# [TO BE DONE]
Search the entries for the word "Barbs" and pull out each line that has it.

··· DATA PROVIDED

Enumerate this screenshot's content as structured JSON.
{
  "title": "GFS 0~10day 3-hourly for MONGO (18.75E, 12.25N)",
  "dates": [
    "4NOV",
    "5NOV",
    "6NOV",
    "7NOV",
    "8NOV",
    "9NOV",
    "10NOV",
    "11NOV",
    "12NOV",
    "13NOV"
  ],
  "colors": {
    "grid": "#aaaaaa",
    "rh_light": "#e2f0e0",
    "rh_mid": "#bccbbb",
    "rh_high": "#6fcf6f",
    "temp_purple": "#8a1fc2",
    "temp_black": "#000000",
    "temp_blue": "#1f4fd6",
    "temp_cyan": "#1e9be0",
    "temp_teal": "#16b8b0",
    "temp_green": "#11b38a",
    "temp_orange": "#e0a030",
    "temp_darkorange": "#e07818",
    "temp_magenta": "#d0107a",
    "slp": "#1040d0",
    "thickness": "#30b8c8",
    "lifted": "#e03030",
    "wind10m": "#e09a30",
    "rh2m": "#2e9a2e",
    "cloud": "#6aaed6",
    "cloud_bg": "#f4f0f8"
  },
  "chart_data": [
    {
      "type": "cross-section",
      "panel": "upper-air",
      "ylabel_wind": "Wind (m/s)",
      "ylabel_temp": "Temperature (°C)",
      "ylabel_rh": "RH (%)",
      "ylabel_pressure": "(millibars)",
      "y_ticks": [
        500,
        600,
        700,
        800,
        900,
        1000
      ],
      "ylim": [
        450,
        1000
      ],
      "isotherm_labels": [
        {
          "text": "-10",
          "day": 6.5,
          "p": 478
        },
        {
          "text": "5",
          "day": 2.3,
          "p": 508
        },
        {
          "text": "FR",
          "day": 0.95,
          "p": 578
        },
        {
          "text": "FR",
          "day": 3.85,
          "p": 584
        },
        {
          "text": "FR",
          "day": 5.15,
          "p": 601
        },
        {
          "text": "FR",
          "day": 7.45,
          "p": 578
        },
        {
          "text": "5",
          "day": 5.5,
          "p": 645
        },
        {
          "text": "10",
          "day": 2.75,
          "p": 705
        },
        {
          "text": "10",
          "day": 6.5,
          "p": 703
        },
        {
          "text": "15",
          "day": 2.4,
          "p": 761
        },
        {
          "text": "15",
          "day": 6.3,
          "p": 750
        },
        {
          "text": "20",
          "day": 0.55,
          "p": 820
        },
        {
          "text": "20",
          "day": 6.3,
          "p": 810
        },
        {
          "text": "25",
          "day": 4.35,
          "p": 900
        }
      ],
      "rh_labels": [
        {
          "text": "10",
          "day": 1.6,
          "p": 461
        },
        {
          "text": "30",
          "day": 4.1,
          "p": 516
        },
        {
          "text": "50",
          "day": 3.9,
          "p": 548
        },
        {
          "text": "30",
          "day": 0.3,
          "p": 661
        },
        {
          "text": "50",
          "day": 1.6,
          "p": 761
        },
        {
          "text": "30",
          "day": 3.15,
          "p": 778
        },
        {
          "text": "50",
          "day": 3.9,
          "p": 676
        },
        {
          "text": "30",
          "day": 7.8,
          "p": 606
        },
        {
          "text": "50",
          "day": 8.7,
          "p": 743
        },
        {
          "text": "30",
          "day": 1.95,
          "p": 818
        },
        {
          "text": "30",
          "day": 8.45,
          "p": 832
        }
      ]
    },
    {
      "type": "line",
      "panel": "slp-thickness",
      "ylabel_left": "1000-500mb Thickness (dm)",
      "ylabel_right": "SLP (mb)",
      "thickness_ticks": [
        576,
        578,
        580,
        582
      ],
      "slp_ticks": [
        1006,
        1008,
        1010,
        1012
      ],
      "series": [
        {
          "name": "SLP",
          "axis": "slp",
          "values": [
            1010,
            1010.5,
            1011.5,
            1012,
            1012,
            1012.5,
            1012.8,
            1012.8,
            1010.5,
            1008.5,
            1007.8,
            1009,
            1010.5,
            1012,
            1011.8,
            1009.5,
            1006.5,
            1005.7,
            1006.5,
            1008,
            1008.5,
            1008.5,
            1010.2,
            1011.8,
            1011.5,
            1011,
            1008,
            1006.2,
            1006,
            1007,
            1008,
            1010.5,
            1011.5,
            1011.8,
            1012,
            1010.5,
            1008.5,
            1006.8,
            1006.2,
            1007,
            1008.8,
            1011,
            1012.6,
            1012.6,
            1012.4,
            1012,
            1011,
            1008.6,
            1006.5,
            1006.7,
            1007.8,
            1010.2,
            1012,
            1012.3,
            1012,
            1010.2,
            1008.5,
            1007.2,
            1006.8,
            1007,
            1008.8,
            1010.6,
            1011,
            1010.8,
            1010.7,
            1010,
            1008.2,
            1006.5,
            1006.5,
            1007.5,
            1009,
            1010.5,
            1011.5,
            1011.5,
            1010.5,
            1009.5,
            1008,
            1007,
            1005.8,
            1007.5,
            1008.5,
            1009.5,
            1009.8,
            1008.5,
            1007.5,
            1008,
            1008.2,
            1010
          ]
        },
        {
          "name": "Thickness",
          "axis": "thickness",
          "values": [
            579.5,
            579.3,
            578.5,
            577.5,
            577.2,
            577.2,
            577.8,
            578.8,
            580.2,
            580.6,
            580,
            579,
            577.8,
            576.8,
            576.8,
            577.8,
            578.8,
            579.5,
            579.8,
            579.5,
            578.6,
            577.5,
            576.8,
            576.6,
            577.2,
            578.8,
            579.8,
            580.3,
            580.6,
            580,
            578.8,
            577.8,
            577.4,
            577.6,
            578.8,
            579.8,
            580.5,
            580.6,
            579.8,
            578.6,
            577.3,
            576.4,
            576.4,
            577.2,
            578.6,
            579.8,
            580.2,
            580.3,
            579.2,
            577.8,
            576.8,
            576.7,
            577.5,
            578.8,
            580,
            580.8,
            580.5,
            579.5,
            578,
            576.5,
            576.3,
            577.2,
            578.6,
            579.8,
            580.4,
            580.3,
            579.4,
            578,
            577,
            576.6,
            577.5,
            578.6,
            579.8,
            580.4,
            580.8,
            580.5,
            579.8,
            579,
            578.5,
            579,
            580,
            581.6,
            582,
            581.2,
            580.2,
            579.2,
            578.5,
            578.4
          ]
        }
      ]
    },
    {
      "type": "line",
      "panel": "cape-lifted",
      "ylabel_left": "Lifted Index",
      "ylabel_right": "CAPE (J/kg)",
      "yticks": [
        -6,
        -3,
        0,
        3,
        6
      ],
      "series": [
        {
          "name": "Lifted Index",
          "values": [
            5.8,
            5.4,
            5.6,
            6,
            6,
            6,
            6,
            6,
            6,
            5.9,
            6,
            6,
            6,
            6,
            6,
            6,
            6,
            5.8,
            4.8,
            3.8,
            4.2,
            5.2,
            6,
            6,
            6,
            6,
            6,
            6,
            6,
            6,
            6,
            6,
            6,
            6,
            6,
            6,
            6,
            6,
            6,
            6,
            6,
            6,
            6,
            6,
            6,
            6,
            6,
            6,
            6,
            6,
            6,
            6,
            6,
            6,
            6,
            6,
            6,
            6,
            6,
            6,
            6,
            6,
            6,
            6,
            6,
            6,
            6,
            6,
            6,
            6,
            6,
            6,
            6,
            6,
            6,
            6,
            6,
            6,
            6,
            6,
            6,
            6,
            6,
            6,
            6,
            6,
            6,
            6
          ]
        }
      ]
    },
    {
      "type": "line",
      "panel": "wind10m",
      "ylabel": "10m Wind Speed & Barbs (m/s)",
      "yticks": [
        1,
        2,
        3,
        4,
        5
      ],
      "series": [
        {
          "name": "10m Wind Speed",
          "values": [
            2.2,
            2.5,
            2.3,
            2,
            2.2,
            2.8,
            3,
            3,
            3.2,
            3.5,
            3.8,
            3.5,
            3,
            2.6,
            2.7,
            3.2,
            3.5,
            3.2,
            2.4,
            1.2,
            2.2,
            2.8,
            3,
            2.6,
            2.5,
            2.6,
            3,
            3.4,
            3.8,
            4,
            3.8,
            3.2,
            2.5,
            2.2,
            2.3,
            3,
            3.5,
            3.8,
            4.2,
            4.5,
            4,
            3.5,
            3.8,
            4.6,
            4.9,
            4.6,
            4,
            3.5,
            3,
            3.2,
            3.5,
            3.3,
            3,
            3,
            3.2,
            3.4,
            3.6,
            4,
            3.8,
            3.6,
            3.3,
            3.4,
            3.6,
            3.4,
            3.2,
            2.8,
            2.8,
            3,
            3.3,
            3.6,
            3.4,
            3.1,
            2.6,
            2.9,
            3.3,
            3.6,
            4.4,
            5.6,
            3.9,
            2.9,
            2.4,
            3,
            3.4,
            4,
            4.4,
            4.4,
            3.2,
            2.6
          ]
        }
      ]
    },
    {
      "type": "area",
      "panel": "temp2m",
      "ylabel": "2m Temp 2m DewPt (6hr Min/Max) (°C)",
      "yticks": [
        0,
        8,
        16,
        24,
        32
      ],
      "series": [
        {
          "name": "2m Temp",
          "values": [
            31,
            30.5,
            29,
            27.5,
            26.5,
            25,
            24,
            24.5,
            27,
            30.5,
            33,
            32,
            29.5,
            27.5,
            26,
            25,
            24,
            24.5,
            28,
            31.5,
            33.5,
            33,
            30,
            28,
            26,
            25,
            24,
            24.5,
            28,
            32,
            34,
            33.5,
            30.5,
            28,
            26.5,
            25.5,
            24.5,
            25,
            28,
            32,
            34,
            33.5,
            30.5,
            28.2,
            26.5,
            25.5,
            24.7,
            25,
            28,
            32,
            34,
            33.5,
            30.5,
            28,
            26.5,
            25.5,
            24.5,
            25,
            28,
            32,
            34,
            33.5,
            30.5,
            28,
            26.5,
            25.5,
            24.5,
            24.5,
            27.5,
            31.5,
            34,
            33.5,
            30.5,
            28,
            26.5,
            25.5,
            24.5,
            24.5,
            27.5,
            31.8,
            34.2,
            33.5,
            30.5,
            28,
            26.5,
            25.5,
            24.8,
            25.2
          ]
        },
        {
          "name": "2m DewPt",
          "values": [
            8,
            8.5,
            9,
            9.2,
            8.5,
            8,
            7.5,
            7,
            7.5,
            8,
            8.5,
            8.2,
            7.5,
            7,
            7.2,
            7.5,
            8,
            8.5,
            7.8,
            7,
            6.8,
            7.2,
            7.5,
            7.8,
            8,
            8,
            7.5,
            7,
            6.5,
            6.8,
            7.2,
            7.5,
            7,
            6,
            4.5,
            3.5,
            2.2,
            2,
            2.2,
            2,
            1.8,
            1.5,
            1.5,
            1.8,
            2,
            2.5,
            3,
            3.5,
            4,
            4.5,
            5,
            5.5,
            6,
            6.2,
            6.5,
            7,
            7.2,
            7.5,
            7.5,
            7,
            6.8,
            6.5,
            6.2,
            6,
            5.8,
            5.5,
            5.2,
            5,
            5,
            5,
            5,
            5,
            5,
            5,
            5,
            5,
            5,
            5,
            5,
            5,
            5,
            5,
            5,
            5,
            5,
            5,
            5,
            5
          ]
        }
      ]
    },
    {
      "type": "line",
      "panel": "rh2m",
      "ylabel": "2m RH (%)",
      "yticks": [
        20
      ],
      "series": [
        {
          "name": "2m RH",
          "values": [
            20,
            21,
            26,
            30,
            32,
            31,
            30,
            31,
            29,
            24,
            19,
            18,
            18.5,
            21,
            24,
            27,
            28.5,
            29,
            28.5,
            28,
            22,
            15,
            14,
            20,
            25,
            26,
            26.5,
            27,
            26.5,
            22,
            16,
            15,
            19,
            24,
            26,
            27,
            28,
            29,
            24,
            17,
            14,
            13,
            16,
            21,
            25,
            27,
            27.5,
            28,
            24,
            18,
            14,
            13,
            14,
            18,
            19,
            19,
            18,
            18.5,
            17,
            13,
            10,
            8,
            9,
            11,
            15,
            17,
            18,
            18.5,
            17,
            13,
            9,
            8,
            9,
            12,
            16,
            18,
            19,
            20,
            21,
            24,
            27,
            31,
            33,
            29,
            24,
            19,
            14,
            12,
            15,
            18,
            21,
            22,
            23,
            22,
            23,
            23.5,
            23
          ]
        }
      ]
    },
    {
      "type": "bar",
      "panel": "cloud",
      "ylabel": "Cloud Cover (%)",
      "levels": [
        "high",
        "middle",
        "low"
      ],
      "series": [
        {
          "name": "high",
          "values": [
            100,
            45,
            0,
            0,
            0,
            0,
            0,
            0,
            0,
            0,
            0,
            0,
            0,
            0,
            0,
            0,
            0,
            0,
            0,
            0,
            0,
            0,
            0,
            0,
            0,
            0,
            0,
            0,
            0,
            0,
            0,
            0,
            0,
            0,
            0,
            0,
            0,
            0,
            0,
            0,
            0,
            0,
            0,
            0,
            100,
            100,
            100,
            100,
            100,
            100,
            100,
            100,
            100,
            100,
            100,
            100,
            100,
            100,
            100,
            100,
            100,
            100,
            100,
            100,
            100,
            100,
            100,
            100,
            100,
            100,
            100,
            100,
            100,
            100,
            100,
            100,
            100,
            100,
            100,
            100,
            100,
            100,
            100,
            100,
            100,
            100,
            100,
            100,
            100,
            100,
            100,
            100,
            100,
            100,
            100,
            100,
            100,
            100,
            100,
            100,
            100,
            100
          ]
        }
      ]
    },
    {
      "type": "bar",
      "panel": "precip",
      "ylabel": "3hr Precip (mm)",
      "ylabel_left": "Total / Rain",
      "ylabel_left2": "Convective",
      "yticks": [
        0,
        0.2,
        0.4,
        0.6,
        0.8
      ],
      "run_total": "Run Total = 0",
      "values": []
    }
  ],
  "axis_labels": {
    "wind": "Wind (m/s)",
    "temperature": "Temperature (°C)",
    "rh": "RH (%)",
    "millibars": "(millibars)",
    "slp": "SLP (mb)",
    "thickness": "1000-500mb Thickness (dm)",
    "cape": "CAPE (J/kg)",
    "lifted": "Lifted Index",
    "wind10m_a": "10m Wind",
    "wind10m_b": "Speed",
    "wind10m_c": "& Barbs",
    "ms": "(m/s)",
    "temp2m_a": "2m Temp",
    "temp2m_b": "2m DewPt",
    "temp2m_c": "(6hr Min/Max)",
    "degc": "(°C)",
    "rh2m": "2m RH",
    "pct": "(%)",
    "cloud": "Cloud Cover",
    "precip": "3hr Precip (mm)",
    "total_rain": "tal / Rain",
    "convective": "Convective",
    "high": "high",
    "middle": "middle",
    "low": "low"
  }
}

······

# [EXERCISE RESPONSE]
      "ylabel": "10m Wind Speed & Barbs (m/s)",
    "wind10m_c": "& Barbs",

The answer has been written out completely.